-- INPUT DATA --

=-=-=

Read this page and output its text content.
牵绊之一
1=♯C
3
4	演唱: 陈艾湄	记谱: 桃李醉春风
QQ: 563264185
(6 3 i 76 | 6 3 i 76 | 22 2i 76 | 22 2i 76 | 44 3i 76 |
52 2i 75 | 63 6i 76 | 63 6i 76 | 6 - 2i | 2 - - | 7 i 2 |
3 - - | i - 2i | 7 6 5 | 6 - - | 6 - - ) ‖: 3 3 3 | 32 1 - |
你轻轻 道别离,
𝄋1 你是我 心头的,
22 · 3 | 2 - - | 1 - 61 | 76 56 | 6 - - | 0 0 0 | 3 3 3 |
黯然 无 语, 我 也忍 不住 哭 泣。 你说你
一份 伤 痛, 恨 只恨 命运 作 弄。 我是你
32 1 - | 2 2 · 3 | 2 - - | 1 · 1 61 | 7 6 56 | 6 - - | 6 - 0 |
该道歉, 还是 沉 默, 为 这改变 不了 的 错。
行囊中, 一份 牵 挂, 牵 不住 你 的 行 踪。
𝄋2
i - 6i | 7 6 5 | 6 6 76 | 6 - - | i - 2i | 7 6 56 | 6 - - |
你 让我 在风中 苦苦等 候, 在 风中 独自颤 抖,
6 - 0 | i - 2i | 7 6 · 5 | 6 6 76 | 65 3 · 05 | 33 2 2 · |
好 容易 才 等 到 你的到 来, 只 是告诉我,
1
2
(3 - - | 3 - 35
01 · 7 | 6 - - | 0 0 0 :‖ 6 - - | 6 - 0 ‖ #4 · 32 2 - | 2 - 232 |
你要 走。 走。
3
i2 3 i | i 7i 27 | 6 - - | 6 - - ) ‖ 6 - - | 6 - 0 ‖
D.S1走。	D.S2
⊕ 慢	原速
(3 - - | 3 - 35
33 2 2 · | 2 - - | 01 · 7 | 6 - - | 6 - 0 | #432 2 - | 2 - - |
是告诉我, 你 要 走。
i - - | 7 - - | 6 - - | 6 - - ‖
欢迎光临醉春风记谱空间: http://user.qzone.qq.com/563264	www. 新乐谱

=-=-=

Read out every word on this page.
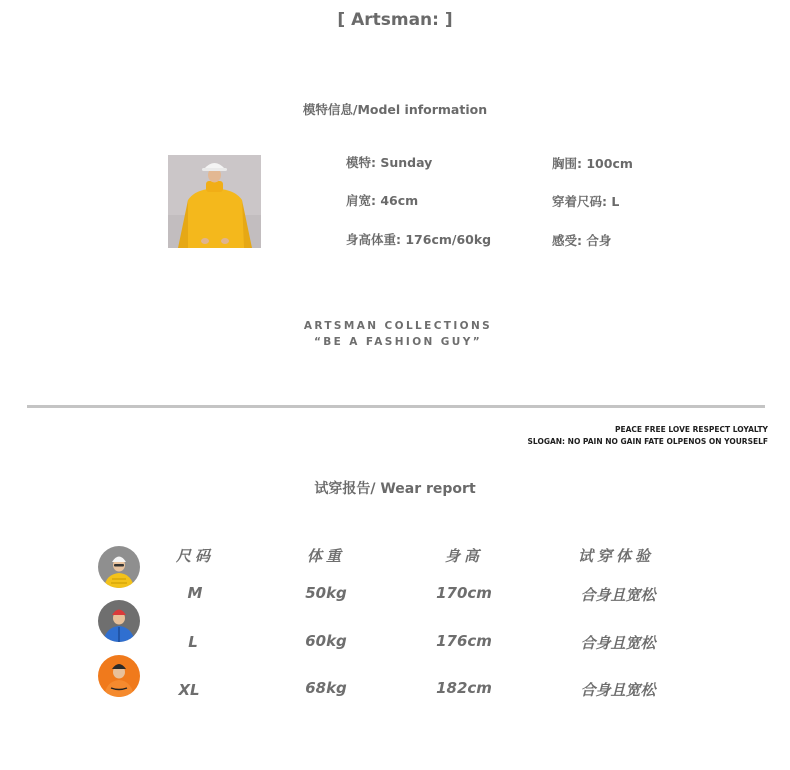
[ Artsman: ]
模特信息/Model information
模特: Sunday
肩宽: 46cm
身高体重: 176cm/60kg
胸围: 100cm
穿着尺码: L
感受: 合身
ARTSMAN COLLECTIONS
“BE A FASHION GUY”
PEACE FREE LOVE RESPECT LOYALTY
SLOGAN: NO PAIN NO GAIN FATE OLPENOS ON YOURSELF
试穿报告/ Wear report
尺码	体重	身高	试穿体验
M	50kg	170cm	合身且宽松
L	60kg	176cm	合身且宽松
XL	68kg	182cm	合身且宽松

=-=-=

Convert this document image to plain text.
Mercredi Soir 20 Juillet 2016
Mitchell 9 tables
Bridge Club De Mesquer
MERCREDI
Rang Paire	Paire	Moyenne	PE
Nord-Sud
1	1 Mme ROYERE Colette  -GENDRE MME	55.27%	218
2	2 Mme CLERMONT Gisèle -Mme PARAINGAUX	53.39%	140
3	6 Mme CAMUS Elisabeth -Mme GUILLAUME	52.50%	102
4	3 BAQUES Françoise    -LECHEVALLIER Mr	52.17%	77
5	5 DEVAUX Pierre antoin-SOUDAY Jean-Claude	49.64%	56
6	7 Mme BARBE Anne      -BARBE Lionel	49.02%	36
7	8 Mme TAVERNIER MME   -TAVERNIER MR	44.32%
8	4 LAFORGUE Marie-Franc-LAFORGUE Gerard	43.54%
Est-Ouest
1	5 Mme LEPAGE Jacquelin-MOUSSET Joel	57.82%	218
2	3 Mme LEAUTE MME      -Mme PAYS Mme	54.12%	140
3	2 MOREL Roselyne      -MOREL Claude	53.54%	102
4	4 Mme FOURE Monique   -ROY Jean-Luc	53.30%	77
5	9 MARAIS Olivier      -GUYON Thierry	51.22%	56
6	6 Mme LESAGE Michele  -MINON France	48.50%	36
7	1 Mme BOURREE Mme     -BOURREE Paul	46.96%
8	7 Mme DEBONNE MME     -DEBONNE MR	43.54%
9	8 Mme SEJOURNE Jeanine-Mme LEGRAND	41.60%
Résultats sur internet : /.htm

=-=-=

-- EXERCISE TASK --
Scan the material above. Return every line containing the string "Read".

-- ANSWER BELOW --
Read this page and output its text content.
Read out every word on this page.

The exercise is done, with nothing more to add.